(Page content records)

——

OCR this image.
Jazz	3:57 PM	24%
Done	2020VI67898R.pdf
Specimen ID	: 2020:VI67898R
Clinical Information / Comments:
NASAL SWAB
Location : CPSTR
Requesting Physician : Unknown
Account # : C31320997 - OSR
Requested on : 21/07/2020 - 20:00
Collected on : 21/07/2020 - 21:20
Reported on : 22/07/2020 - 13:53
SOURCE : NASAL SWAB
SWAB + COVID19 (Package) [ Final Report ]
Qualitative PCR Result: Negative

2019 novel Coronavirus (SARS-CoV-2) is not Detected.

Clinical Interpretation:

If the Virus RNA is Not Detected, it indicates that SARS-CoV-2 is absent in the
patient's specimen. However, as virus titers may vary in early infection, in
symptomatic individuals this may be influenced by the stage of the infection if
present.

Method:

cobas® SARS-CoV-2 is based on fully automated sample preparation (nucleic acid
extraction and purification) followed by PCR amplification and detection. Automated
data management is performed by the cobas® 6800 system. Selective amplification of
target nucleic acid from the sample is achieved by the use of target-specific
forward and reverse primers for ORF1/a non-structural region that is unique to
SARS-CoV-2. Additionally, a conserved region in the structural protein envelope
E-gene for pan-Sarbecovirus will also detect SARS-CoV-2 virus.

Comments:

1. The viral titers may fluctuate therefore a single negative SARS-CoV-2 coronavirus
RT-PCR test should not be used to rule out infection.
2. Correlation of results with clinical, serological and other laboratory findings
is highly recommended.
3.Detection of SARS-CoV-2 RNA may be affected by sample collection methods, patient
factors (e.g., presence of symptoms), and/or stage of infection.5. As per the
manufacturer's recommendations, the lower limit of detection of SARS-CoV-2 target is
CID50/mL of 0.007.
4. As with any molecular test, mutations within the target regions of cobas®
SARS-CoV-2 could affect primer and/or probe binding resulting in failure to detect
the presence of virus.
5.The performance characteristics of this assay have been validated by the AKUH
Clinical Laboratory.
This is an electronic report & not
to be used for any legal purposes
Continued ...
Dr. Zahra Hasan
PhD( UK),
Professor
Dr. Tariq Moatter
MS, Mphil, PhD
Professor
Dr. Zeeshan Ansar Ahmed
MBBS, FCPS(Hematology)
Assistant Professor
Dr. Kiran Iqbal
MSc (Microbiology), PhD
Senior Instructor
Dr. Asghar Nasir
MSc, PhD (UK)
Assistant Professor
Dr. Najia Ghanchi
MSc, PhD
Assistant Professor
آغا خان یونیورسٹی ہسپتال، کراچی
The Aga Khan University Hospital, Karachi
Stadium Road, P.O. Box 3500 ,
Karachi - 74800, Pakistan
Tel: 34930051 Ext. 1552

——

Work order ->
Whenever the string "with" shows up in a line of the records, that line counts; state how many lines count, and only that.

Your solution ->
2